(Figure content listings)
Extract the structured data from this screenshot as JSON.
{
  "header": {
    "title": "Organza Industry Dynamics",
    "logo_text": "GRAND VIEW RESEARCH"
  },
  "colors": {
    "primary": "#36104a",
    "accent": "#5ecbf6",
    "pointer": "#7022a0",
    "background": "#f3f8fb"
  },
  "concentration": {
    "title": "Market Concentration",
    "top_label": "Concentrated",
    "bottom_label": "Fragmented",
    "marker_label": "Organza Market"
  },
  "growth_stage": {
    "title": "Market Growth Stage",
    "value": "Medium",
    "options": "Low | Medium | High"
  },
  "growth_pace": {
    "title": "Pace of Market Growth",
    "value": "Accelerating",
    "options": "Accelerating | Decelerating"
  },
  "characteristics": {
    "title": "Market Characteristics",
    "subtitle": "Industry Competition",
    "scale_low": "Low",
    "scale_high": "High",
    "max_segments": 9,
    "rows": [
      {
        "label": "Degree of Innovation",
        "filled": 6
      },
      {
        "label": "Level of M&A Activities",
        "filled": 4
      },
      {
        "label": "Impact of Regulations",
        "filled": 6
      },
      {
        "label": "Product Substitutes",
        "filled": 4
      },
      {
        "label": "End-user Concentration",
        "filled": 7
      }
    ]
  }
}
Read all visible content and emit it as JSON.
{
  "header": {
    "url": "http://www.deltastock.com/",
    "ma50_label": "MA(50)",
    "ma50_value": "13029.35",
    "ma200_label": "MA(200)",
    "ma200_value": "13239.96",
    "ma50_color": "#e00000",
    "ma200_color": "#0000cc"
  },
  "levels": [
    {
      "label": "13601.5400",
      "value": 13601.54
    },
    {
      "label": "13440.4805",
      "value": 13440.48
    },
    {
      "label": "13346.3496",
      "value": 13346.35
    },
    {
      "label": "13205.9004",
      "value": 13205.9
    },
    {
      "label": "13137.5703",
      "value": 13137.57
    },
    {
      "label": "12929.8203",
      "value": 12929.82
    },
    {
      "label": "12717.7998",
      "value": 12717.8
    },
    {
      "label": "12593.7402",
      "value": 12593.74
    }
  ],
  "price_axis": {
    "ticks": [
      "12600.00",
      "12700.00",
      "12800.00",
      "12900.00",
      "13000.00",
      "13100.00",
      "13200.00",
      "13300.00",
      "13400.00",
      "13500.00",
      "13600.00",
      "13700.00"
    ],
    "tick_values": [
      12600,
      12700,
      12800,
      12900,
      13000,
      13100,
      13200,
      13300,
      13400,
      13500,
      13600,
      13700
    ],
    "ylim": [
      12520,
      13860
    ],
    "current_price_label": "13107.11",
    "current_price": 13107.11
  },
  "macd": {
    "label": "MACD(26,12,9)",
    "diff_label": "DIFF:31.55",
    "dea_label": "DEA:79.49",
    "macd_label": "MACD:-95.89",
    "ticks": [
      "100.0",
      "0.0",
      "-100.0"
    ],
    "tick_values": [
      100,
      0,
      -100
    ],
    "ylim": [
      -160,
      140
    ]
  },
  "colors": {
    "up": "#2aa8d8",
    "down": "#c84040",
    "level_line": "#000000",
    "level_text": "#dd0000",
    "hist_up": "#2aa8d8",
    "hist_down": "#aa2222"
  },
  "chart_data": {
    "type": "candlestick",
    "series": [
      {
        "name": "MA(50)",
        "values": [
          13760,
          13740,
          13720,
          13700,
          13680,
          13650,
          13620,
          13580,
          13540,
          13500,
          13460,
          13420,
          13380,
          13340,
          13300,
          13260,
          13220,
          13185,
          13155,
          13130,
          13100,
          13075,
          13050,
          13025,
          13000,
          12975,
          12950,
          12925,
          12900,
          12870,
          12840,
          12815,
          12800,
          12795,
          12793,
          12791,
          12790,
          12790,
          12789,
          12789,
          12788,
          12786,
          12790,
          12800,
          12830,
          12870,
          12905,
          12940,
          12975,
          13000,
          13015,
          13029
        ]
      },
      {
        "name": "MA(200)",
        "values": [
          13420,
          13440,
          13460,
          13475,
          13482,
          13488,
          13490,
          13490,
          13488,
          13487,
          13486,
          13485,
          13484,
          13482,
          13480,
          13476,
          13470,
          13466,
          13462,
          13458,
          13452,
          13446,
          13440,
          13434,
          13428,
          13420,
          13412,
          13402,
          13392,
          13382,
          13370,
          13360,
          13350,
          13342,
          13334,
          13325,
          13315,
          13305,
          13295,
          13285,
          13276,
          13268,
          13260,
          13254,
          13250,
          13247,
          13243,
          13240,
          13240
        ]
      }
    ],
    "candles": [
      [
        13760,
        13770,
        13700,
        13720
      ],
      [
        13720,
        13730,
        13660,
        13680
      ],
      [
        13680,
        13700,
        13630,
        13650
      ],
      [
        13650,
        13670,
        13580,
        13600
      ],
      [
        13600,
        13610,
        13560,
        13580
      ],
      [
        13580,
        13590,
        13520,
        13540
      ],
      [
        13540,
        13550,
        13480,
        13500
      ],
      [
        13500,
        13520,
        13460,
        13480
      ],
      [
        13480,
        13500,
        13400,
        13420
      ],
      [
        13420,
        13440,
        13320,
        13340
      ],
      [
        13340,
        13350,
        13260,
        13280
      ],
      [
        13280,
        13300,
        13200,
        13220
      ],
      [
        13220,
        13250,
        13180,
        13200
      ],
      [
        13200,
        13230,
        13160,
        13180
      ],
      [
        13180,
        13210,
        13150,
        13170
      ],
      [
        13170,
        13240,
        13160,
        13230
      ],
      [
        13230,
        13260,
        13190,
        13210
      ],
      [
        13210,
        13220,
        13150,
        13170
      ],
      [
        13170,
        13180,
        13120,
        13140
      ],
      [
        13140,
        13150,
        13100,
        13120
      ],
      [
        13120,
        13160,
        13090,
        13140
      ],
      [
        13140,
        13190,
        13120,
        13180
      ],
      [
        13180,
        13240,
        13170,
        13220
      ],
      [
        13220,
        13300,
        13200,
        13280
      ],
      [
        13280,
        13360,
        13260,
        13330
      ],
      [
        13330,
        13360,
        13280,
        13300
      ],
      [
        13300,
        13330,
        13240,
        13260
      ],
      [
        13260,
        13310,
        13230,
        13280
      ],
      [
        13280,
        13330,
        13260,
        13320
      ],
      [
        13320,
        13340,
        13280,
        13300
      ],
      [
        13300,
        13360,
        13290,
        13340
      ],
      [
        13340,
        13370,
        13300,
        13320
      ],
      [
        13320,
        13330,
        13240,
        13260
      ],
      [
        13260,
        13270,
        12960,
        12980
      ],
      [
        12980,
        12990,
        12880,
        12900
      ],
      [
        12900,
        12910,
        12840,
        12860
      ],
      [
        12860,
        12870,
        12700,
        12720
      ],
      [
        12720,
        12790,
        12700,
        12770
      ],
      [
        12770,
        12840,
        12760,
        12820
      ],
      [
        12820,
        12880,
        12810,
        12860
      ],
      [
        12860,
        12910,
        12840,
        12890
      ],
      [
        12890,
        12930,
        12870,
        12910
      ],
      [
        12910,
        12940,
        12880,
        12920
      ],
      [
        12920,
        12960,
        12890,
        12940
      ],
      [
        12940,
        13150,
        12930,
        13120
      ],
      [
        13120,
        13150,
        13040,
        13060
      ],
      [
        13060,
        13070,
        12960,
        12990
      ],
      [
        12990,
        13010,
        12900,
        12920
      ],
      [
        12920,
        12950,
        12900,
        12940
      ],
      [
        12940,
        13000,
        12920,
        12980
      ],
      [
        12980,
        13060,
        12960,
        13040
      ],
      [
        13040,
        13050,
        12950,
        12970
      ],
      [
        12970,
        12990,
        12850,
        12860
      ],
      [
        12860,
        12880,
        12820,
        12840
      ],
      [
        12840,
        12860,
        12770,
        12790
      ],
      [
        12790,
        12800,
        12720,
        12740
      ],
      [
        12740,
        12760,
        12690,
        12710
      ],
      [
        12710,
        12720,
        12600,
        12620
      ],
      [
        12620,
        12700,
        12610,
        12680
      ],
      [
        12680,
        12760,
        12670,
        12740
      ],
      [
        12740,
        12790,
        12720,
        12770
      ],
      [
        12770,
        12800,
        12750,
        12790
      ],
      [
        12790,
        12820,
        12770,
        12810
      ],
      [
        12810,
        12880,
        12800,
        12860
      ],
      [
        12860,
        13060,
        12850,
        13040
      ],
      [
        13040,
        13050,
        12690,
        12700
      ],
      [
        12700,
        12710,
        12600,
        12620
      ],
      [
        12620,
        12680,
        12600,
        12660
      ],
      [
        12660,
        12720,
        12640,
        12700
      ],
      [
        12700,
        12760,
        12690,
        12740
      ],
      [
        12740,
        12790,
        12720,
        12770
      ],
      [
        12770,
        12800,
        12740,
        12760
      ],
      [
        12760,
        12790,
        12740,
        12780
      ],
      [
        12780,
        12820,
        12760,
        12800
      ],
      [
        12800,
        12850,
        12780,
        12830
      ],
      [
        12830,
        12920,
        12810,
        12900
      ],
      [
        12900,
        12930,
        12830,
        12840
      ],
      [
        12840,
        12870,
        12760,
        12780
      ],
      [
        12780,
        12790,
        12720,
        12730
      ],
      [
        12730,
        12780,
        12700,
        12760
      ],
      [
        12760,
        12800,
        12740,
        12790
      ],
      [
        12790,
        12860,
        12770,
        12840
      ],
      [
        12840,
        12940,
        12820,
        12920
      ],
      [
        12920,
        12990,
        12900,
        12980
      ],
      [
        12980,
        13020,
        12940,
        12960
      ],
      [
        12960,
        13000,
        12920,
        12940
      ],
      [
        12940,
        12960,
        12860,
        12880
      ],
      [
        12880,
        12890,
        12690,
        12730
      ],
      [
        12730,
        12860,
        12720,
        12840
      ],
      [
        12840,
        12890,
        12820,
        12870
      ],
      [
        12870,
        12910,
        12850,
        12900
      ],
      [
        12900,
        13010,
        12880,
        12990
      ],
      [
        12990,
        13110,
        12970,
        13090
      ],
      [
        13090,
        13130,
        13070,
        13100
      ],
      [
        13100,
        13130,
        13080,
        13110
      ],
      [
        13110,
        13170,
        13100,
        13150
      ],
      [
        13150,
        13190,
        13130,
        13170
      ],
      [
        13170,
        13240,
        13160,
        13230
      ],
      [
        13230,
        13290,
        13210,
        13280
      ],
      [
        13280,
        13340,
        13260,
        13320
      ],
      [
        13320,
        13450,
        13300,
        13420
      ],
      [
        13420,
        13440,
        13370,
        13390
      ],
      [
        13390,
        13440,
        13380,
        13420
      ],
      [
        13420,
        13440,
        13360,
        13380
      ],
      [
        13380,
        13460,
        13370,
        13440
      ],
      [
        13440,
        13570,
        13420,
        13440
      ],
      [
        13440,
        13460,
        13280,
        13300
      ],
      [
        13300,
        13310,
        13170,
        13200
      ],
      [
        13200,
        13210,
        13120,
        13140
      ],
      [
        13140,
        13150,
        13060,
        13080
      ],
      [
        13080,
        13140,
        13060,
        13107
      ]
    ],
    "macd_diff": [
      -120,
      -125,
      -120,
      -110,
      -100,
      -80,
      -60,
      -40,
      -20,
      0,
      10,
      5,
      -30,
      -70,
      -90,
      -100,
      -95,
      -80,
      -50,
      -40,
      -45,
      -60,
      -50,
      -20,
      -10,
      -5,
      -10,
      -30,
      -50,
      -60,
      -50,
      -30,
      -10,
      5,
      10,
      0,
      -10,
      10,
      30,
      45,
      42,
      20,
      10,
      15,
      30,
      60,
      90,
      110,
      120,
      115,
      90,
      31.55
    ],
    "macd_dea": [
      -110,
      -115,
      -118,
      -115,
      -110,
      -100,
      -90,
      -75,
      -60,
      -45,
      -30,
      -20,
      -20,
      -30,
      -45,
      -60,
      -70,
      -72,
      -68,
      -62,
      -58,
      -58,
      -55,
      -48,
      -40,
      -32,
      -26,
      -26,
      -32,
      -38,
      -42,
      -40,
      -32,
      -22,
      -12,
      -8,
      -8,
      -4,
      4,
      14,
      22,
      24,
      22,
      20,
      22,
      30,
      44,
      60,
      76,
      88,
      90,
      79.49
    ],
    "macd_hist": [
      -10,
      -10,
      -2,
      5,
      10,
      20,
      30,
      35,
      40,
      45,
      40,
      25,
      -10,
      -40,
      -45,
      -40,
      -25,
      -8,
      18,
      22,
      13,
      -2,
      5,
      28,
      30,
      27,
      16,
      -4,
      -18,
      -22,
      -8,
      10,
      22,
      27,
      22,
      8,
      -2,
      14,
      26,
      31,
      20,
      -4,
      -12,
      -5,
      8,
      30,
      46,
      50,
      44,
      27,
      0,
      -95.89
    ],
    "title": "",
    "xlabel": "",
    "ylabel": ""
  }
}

=== WHAT YOU SHOULD DO ===
Take each line containing the string "JSON" and copy it out.

=== SOLUTION TO THIS EXERCISE ===
Extract the structured data from this screenshot as JSON.
Read all visible content and emit it as JSON.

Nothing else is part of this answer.